Requirement - Scan the entries and tally the lines that include the string "Final". Reply with the figure alone.

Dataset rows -
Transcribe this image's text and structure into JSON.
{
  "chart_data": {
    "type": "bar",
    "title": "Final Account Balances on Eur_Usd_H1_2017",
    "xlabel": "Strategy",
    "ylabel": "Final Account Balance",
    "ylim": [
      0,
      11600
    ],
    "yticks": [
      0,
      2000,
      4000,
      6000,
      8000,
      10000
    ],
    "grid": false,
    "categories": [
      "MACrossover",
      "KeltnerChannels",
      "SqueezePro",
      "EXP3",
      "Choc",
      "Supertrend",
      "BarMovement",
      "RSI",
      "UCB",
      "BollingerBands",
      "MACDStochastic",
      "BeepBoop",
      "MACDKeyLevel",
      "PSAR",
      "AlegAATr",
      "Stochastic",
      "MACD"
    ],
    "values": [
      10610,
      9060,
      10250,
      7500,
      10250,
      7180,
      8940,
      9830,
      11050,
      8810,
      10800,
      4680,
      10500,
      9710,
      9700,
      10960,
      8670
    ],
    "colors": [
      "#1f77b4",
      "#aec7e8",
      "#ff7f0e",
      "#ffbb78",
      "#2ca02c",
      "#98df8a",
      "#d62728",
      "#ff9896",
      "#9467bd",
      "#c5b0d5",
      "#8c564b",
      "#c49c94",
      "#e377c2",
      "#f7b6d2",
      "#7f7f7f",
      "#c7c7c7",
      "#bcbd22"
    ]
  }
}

Full response - 2